BEGIN
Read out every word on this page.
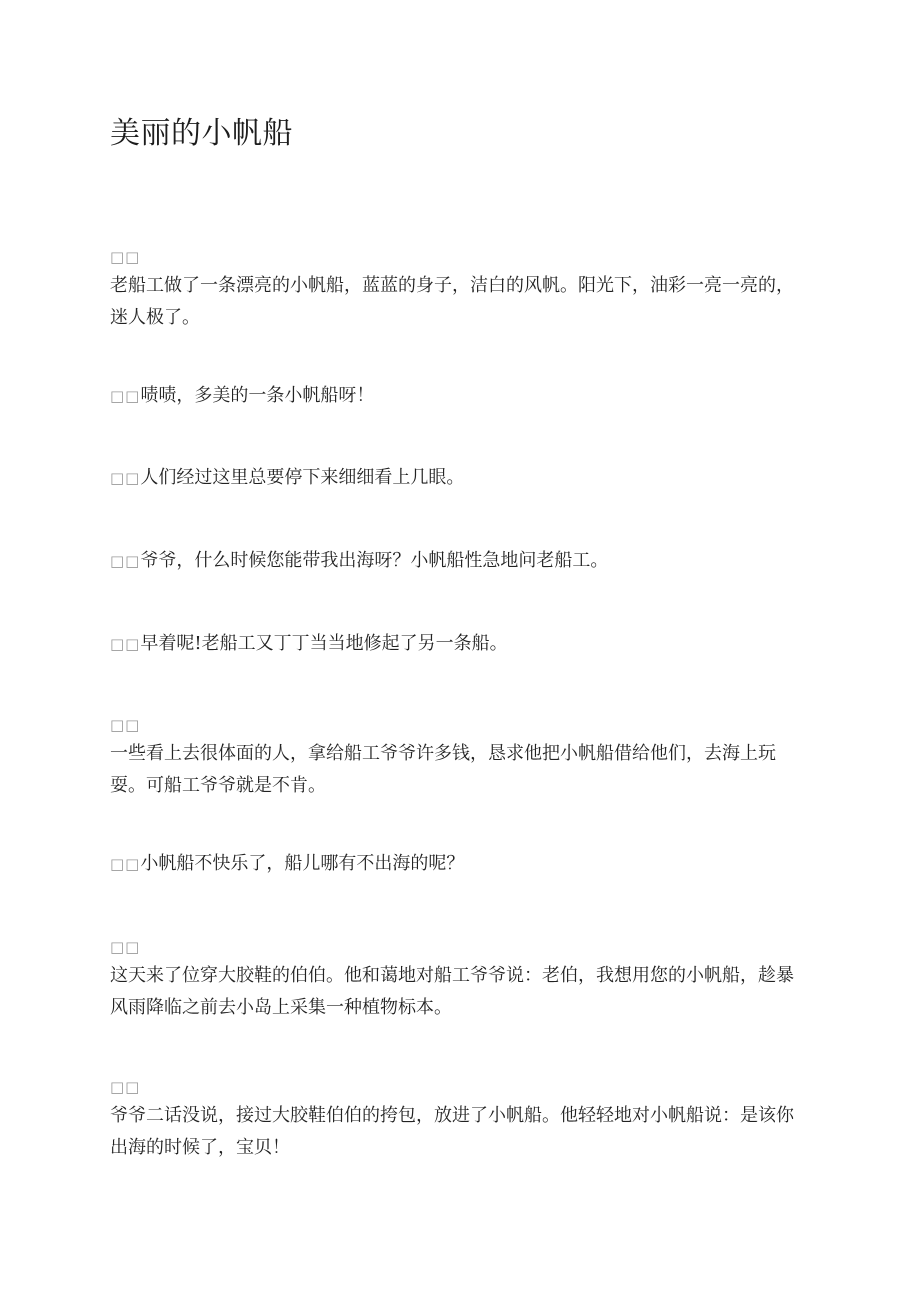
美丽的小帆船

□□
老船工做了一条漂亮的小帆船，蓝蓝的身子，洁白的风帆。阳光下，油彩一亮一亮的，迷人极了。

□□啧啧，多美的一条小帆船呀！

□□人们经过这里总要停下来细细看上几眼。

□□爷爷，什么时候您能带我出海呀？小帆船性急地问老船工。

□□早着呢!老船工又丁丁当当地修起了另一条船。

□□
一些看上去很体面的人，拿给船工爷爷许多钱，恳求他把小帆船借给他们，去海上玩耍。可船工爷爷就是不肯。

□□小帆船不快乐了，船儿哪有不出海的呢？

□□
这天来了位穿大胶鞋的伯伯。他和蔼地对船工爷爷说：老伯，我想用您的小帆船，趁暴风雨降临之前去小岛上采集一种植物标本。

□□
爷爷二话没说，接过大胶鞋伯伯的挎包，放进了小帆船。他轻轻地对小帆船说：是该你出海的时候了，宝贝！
END
BEGIN
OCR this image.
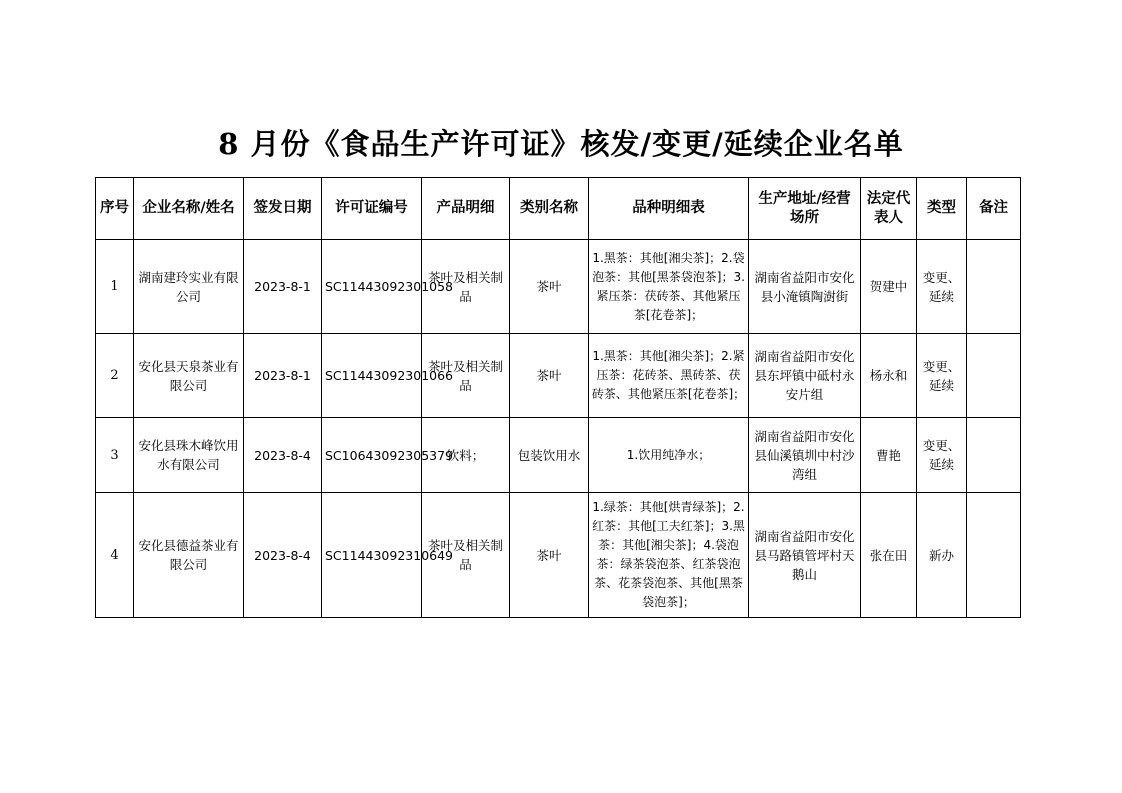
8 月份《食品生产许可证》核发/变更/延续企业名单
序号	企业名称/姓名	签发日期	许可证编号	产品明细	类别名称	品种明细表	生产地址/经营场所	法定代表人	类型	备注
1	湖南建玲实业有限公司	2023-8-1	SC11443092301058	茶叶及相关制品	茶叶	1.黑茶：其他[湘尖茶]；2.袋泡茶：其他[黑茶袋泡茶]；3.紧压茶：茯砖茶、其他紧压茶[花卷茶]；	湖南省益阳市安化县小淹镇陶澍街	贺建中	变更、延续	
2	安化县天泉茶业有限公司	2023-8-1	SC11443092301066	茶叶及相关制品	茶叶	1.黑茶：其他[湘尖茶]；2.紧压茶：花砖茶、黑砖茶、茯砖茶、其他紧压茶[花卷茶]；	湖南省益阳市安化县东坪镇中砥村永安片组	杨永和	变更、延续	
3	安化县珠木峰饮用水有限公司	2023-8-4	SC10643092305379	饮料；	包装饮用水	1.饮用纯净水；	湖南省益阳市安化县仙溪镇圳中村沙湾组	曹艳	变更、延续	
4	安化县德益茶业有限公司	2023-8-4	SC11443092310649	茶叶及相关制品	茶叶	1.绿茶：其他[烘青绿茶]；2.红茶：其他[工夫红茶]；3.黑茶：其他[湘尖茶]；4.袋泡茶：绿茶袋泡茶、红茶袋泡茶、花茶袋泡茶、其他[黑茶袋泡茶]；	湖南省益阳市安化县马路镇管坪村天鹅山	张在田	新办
END
BEGIN
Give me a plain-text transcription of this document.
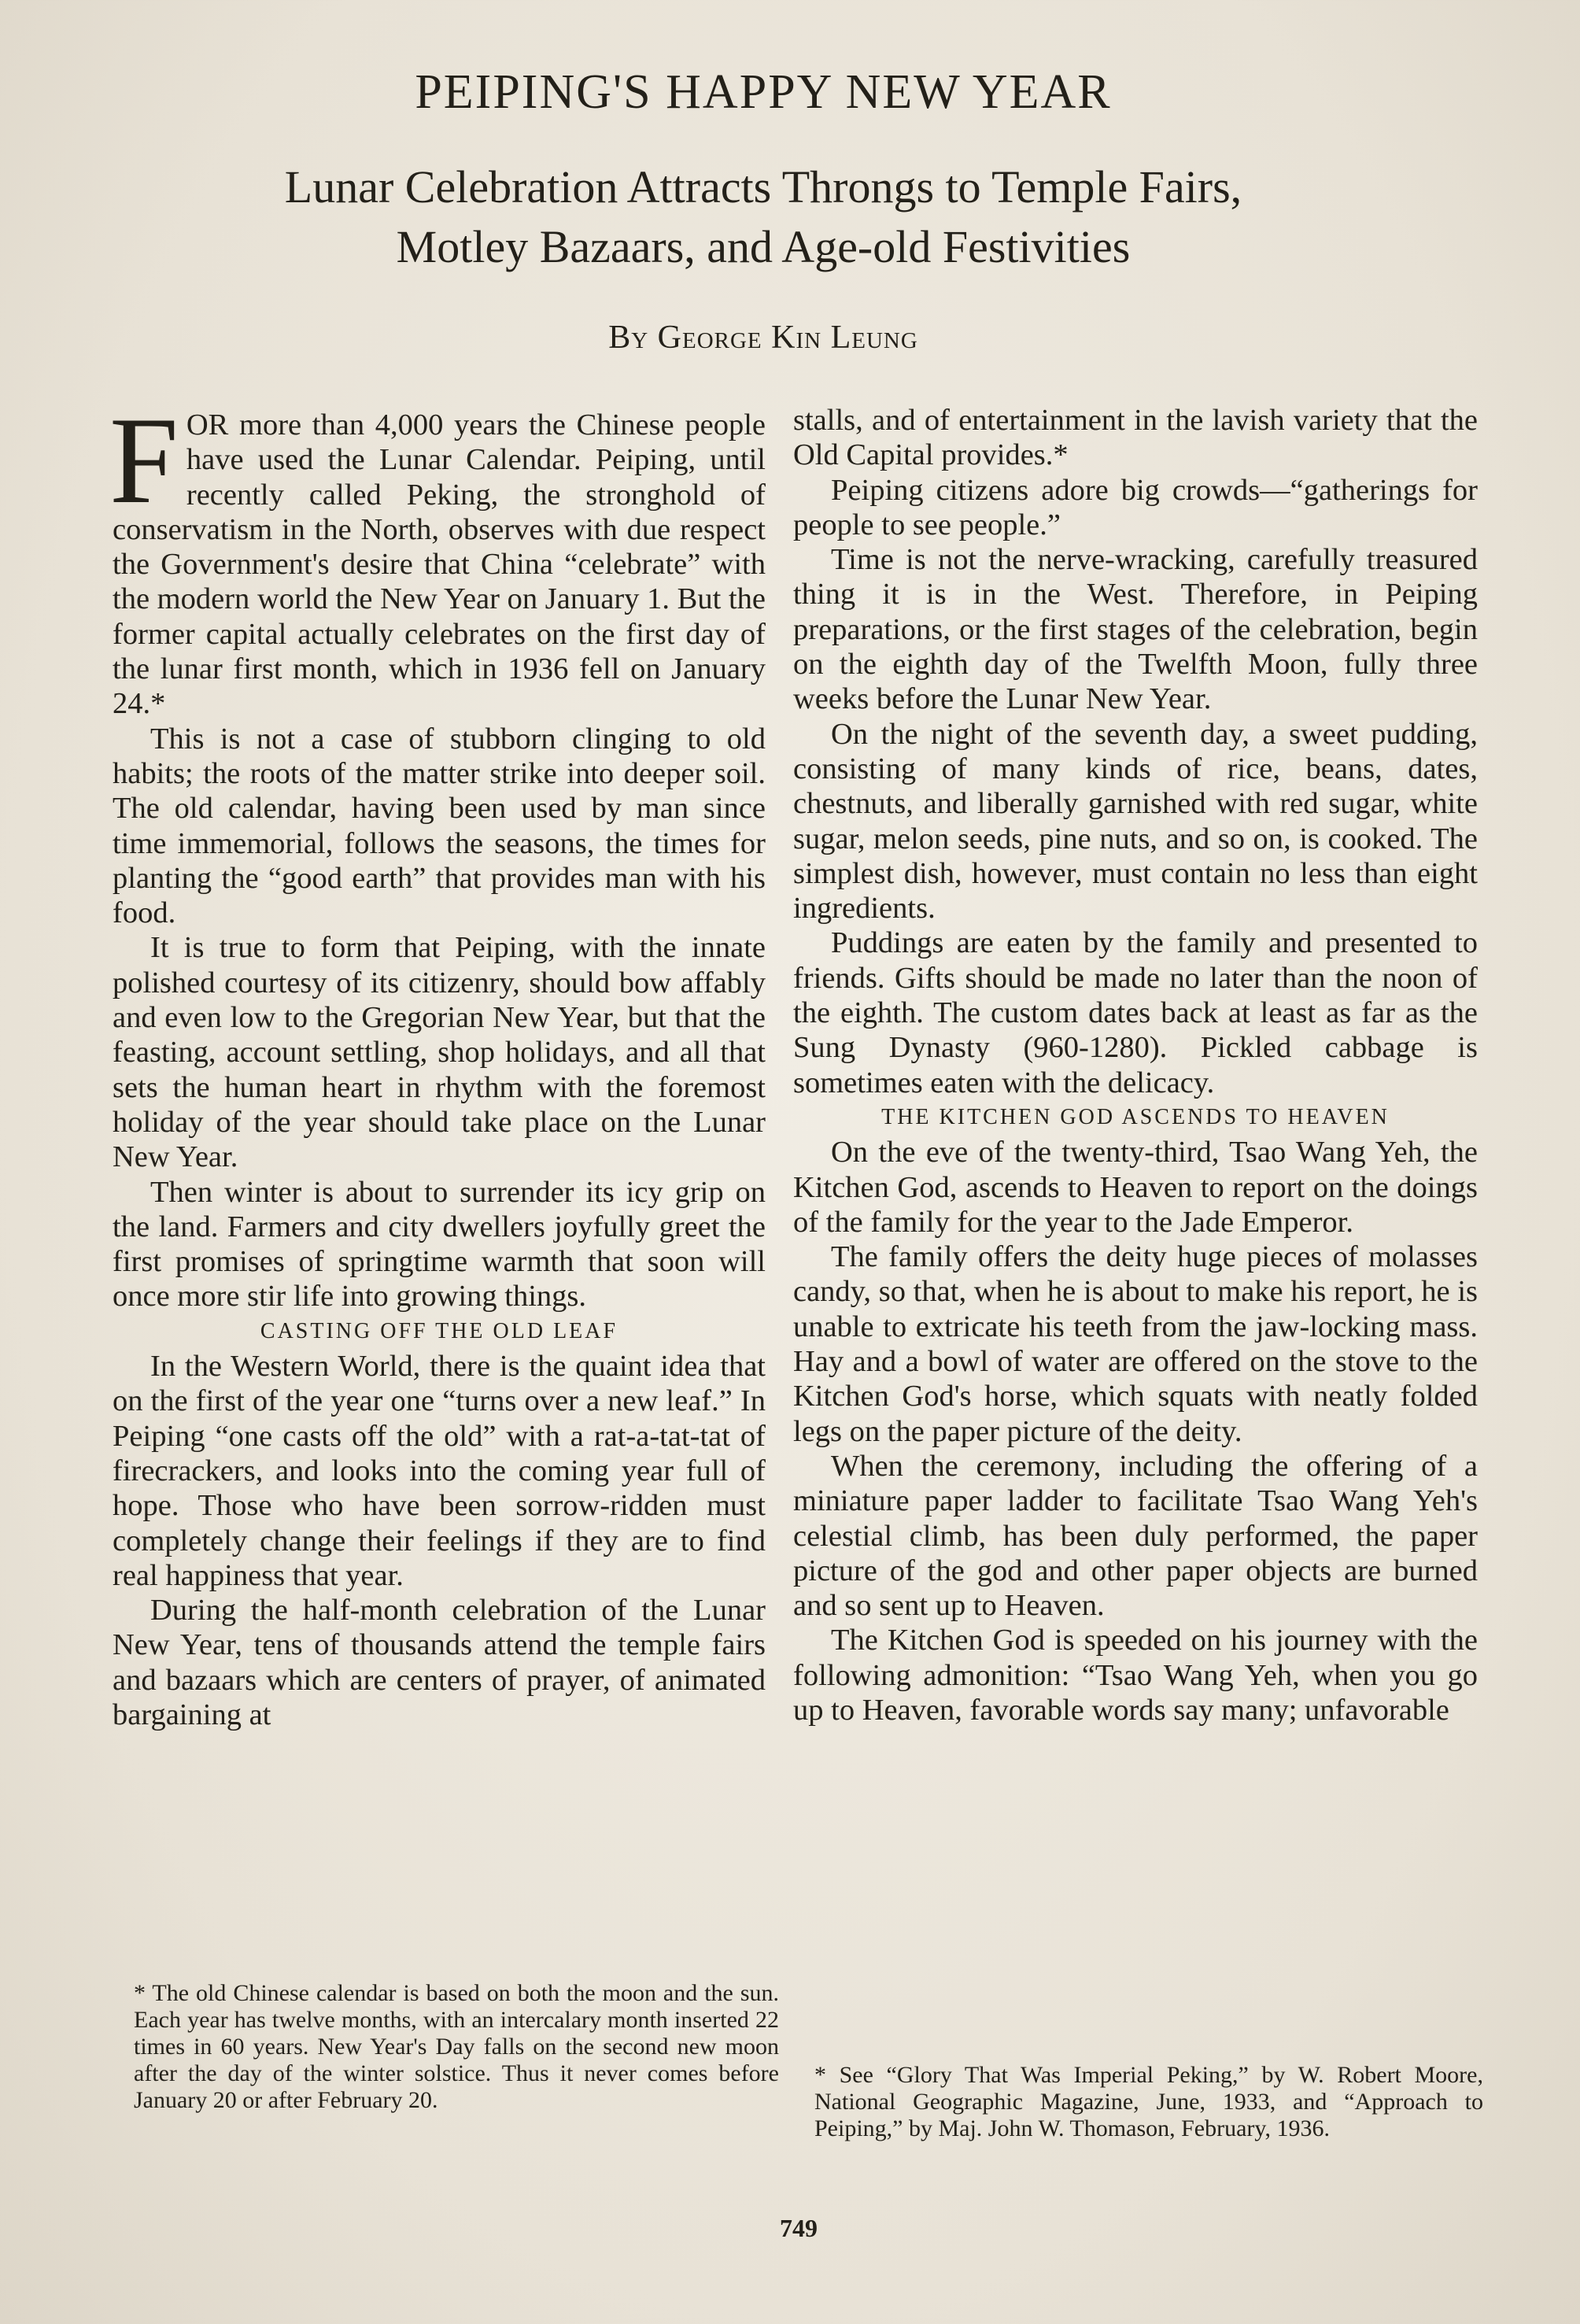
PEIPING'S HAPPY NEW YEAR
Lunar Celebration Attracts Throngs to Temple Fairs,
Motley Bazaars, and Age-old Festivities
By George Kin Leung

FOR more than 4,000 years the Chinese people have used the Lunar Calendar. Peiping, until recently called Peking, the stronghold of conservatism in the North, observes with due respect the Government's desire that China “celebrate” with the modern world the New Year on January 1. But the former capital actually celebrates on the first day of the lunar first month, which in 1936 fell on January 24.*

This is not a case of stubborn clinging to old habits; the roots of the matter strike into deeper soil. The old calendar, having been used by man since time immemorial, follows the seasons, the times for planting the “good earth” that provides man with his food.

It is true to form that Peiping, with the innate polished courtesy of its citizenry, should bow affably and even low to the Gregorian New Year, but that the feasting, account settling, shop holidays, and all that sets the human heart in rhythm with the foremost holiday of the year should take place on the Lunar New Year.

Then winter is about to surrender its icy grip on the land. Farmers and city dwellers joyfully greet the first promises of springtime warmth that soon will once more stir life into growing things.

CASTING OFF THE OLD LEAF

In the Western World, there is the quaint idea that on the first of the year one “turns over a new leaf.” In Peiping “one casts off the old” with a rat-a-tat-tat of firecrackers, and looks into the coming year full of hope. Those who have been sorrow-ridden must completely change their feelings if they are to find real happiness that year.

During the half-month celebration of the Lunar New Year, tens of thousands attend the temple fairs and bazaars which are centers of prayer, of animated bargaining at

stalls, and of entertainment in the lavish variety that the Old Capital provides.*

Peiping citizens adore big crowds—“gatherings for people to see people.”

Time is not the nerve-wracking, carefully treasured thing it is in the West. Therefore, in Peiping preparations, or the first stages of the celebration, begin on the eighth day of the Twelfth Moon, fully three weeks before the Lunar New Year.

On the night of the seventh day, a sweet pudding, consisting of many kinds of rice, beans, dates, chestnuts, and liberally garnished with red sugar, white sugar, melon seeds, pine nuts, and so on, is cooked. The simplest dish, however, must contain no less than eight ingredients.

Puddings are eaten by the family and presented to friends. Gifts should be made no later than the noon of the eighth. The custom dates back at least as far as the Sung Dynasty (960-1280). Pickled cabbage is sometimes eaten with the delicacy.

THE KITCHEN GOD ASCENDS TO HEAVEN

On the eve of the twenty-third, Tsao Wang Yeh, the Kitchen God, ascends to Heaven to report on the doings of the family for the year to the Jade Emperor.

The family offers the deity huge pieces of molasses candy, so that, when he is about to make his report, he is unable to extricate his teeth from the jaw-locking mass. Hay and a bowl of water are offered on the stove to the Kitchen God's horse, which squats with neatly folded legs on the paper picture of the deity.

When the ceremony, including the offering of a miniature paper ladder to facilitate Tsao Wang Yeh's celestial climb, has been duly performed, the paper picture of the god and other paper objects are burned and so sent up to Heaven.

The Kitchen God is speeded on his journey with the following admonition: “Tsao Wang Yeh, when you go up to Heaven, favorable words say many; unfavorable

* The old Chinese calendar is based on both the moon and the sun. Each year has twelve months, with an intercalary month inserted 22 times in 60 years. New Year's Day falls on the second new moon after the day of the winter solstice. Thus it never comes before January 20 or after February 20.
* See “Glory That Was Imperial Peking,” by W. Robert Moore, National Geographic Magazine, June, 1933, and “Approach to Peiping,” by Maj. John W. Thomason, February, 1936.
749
END
Goal of the exercise
Go over the data above and copy every line that has the word "Tsao" in it.

The response
On the eve of the twenty-third, Tsao Wang Yeh, the Kitchen God, ascends to Heaven to report on the doings of the family for the year to the Jade Emperor.
When the ceremony, including the offering of a miniature paper ladder to facilitate Tsao Wang Yeh's celestial climb, has been duly performed, the paper picture of the god and other paper objects are burned and so sent up to Heaven.
The Kitchen God is speeded on his journey with the following admonition: “Tsao Wang Yeh, when you go up to Heaven, favorable words say many; unfavorable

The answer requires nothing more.